Saved data entries:

════════════════════

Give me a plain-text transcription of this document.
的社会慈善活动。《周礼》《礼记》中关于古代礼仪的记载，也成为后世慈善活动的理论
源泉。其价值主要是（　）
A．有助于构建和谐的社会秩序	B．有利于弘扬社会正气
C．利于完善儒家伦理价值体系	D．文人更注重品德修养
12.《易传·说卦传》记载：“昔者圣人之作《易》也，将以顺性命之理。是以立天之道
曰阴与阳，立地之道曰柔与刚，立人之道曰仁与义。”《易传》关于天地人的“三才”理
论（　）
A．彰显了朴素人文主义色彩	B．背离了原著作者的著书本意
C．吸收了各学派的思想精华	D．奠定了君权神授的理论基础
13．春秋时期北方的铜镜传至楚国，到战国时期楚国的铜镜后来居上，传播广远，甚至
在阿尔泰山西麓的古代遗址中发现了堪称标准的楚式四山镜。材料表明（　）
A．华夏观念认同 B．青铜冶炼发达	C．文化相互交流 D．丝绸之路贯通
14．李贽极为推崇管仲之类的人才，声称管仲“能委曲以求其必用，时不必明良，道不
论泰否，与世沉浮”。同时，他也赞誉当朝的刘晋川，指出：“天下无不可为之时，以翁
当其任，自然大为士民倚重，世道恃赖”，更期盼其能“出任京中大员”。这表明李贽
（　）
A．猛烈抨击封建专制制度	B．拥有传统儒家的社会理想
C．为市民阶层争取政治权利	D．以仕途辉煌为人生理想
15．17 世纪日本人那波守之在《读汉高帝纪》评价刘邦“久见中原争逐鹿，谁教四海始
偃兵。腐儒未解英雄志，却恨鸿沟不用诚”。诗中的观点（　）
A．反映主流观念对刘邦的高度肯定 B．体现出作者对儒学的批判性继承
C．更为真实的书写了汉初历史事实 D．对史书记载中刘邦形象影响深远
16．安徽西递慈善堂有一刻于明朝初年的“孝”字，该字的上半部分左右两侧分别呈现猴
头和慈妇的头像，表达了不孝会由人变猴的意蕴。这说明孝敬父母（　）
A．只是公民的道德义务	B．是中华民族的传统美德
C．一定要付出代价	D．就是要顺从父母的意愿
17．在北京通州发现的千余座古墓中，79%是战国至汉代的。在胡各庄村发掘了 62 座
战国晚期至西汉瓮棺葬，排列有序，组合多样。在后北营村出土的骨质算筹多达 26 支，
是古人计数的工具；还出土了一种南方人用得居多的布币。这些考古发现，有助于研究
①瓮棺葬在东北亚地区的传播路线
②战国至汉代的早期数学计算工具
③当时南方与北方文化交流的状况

════════════════════

__Instructions to follow__
Repeat each record exactly. Omit nothing.

__Result for this exercise__
Give me a plain-text transcription of this document.
的社会慈善活动。《周礼》《礼记》中关于古代礼仪的记载，也成为后世慈善活动的理论
源泉。其价值主要是（　）
A．有助于构建和谐的社会秩序	B．有利于弘扬社会正气
C．利于完善儒家伦理价值体系	D．文人更注重品德修养
12.《易传·说卦传》记载：“昔者圣人之作《易》也，将以顺性命之理。是以立天之道
曰阴与阳，立地之道曰柔与刚，立人之道曰仁与义。”《易传》关于天地人的“三才”理
论（　）
A．彰显了朴素人文主义色彩	B．背离了原著作者的著书本意
C．吸收了各学派的思想精华	D．奠定了君权神授的理论基础
13．春秋时期北方的铜镜传至楚国，到战国时期楚国的铜镜后来居上，传播广远，甚至
在阿尔泰山西麓的古代遗址中发现了堪称标准的楚式四山镜。材料表明（　）
A．华夏观念认同 B．青铜冶炼发达	C．文化相互交流 D．丝绸之路贯通
14．李贽极为推崇管仲之类的人才，声称管仲“能委曲以求其必用，时不必明良，道不
论泰否，与世沉浮”。同时，他也赞誉当朝的刘晋川，指出：“天下无不可为之时，以翁
当其任，自然大为士民倚重，世道恃赖”，更期盼其能“出任京中大员”。这表明李贽
（　）
A．猛烈抨击封建专制制度	B．拥有传统儒家的社会理想
C．为市民阶层争取政治权利	D．以仕途辉煌为人生理想
15．17 世纪日本人那波守之在《读汉高帝纪》评价刘邦“久见中原争逐鹿，谁教四海始
偃兵。腐儒未解英雄志，却恨鸿沟不用诚”。诗中的观点（　）
A．反映主流观念对刘邦的高度肯定 B．体现出作者对儒学的批判性继承
C．更为真实的书写了汉初历史事实 D．对史书记载中刘邦形象影响深远
16．安徽西递慈善堂有一刻于明朝初年的“孝”字，该字的上半部分左右两侧分别呈现猴
头和慈妇的头像，表达了不孝会由人变猴的意蕴。这说明孝敬父母（　）
A．只是公民的道德义务	B．是中华民族的传统美德
C．一定要付出代价	D．就是要顺从父母的意愿
17．在北京通州发现的千余座古墓中，79%是战国至汉代的。在胡各庄村发掘了 62 座
战国晚期至西汉瓮棺葬，排列有序，组合多样。在后北营村出土的骨质算筹多达 26 支，
是古人计数的工具；还出土了一种南方人用得居多的布币。这些考古发现，有助于研究
①瓮棺葬在东北亚地区的传播路线
②战国至汉代的早期数学计算工具
③当时南方与北方文化交流的状况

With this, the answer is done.